### EXERCISE INSTRUCTIONS
Give the number of lines containing the word "oden", and nothing else.

### PROVIDED INFORMATION
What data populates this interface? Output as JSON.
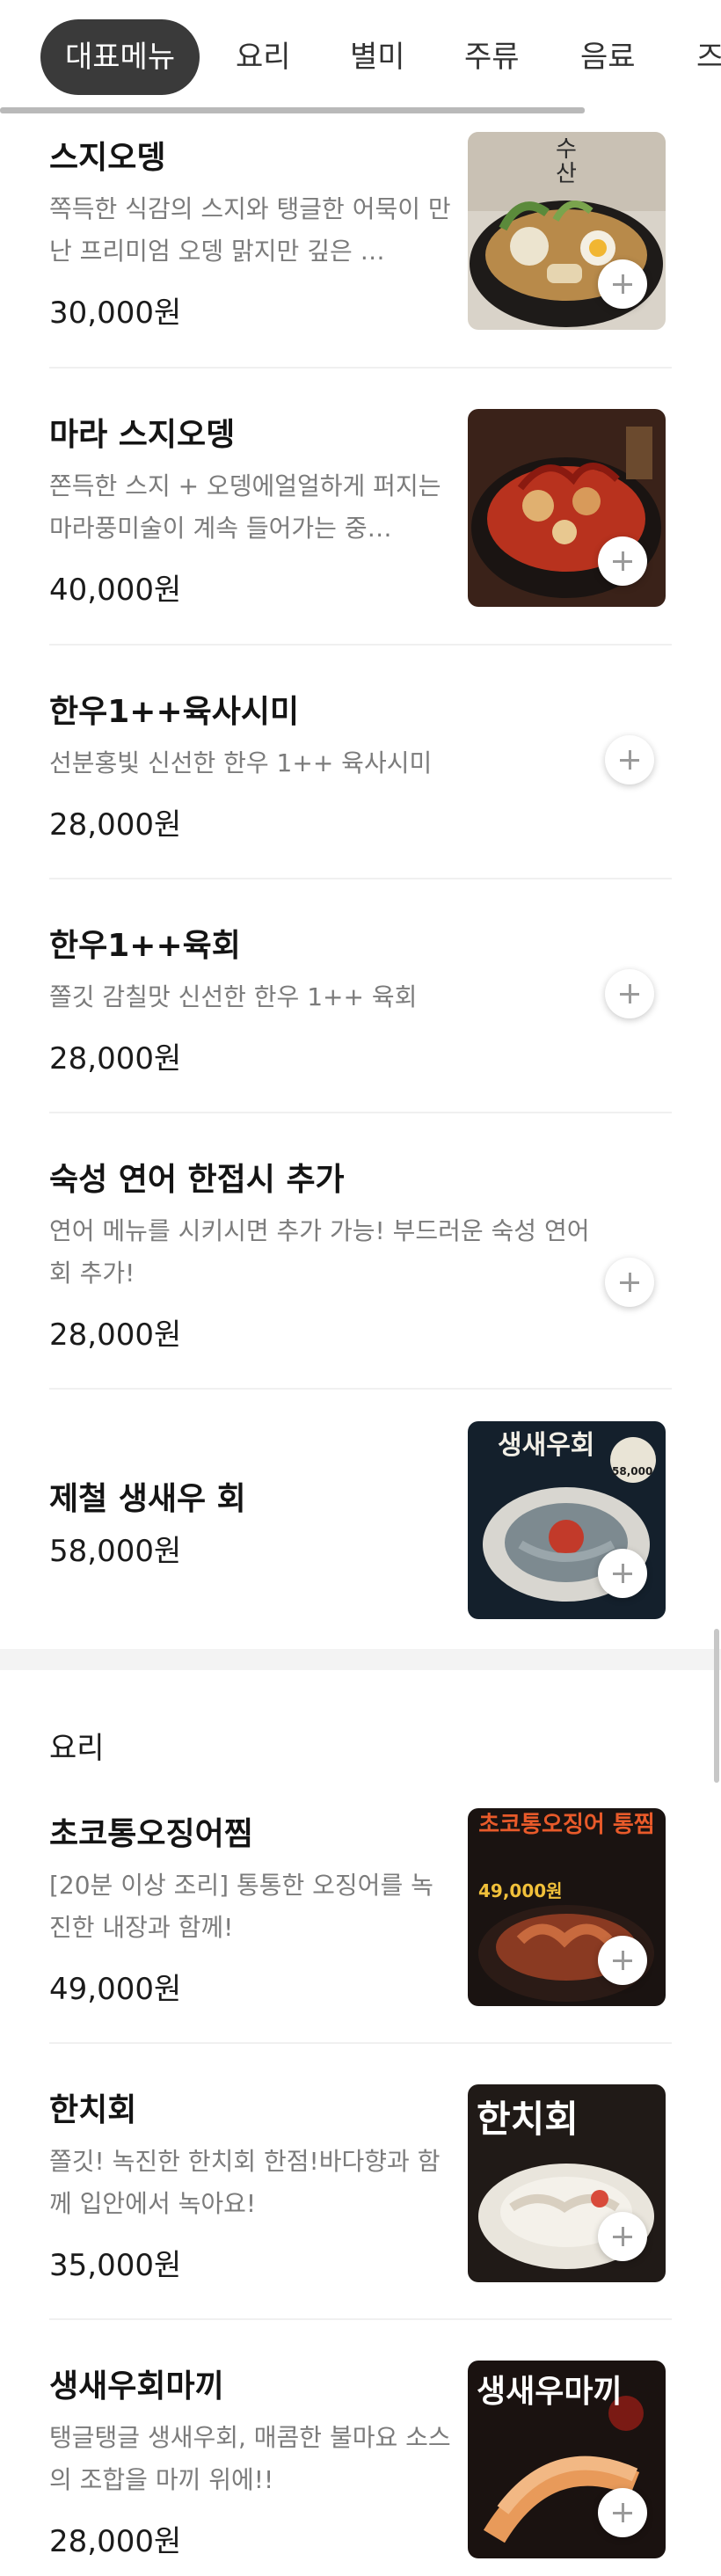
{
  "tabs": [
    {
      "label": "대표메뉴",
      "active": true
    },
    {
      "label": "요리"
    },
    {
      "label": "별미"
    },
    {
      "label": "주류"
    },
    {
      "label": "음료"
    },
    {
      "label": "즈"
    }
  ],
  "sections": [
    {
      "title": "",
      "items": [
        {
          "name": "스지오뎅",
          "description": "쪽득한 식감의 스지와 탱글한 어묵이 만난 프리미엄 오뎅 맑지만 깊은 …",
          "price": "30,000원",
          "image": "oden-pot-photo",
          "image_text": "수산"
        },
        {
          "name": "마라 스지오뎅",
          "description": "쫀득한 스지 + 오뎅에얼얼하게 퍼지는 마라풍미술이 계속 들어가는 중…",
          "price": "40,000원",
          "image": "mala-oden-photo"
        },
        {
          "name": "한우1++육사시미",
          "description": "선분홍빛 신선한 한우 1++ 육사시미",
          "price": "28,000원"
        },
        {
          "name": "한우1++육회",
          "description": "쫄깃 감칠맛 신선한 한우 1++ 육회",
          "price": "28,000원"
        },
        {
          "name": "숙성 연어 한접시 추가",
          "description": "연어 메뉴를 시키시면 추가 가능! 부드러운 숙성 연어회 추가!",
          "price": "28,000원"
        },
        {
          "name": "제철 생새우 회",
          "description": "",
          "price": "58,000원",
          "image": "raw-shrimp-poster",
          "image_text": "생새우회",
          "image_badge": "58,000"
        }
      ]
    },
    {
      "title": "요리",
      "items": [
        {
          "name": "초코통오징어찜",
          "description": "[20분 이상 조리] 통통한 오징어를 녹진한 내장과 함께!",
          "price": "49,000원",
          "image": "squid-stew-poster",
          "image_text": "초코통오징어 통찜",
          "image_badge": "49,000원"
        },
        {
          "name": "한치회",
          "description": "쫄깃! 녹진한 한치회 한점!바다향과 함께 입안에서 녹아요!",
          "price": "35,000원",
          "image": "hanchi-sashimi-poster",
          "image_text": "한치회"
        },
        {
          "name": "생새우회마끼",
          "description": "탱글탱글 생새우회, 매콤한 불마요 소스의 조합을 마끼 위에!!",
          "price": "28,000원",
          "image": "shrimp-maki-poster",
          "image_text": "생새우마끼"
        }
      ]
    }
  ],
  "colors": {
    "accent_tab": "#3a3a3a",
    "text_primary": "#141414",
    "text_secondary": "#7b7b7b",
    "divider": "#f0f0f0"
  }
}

...

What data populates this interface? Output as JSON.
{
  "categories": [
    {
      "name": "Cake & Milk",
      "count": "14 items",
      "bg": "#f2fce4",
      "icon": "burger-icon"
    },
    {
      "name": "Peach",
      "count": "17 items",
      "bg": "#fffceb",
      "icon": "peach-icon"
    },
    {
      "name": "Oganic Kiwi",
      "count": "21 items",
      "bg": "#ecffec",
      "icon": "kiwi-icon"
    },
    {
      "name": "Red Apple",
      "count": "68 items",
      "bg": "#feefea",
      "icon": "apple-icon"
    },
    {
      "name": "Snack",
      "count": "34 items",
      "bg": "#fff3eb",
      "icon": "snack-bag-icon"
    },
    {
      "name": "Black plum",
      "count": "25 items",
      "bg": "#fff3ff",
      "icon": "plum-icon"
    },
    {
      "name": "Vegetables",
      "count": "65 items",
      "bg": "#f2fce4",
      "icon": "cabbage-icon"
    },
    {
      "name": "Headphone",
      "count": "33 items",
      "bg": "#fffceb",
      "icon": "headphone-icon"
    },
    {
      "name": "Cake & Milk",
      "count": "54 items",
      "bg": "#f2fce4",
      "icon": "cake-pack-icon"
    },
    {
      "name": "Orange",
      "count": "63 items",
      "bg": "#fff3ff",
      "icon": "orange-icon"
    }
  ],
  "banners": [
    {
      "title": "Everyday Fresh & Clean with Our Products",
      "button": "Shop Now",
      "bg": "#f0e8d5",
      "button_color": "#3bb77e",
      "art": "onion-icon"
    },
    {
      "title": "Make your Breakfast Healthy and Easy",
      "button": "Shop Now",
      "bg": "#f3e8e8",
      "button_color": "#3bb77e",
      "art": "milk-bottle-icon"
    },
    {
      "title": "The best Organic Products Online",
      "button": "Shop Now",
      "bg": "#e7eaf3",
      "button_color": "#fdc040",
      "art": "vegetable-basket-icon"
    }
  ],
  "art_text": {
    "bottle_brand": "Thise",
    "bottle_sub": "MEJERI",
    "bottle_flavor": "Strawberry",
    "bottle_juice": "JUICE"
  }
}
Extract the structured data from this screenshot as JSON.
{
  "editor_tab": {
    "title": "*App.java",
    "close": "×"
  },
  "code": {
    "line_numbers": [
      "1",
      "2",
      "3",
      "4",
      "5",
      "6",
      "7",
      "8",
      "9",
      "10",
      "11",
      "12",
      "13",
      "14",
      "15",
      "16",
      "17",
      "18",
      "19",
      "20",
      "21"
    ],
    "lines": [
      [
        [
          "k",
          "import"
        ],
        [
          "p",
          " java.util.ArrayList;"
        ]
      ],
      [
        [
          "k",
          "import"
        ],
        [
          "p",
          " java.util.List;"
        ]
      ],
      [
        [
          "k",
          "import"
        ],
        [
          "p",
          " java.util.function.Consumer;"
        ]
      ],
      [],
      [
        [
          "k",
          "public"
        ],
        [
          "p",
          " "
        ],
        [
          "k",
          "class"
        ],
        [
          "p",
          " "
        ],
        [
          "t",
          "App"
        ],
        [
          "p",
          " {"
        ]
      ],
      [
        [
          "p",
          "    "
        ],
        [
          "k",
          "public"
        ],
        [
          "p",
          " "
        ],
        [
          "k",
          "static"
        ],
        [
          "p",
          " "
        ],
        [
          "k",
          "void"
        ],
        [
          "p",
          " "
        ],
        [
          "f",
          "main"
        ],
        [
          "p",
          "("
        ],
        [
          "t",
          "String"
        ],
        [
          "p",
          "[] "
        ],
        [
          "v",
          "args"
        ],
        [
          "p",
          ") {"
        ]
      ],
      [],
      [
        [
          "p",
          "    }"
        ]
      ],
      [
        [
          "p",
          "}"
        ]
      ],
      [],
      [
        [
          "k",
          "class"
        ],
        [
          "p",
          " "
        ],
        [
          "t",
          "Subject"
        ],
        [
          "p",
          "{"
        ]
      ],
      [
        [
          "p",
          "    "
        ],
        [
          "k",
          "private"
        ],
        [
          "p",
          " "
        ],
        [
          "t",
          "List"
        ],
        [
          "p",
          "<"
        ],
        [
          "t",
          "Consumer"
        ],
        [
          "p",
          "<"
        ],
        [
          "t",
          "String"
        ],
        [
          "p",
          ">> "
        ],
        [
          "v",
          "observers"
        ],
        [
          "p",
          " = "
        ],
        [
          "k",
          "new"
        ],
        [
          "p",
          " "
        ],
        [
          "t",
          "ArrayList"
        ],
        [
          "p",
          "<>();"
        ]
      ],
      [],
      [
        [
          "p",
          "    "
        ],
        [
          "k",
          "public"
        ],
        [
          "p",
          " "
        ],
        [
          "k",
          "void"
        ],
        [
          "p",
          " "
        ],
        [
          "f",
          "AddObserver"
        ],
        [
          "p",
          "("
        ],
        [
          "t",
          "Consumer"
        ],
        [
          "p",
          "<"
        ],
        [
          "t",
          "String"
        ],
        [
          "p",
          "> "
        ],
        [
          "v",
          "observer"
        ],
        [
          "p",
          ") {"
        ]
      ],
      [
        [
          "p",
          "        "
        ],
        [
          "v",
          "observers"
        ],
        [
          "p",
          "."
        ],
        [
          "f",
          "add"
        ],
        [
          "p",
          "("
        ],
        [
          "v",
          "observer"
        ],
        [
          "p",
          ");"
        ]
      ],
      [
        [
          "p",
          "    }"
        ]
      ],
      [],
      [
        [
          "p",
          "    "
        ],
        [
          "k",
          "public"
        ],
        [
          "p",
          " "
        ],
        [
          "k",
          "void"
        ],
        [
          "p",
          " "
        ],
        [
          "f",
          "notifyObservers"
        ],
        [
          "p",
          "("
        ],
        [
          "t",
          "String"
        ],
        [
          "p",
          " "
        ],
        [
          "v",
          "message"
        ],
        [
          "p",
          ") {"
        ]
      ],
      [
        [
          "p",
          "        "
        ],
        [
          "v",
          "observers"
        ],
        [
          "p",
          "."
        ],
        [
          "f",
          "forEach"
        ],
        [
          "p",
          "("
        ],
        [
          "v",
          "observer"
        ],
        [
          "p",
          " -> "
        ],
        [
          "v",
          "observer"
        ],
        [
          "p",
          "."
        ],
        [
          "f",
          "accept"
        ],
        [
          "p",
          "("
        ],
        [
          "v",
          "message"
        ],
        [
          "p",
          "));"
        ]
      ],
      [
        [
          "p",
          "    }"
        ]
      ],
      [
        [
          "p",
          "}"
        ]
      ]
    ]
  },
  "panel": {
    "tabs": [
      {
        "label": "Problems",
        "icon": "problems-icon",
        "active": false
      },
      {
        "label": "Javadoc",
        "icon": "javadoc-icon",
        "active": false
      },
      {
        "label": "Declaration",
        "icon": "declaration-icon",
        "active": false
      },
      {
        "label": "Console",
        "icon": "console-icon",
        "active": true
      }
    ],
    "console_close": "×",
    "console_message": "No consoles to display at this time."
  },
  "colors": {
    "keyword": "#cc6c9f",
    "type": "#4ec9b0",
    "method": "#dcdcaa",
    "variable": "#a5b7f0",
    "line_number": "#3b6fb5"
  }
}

==

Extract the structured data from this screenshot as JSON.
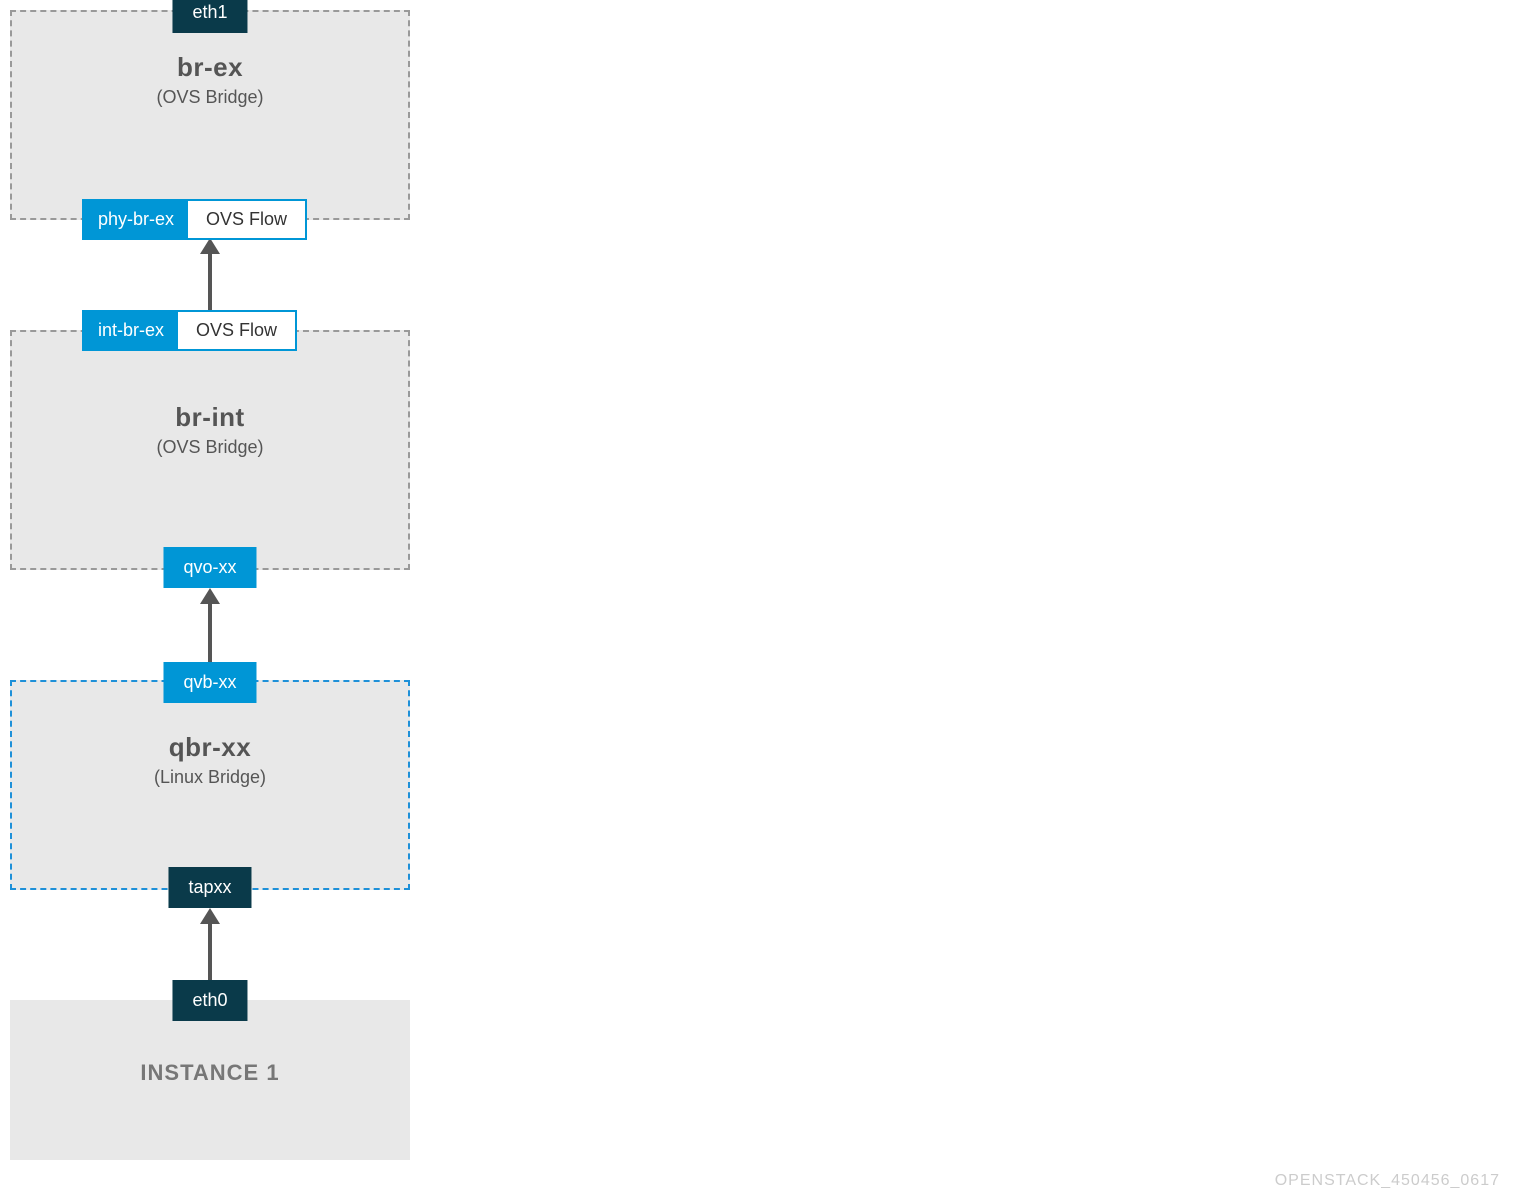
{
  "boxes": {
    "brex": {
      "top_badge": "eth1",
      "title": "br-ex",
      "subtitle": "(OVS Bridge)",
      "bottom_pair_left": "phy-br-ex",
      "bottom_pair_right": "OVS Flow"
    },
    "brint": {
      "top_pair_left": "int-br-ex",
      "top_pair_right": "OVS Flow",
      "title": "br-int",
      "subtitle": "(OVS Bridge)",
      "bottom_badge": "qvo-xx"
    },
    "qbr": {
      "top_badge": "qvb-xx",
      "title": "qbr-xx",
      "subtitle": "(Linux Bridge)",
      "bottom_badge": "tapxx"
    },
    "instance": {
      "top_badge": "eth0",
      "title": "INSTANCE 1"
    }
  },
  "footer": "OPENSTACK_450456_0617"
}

### ANSWER TO THE PROBLEM
2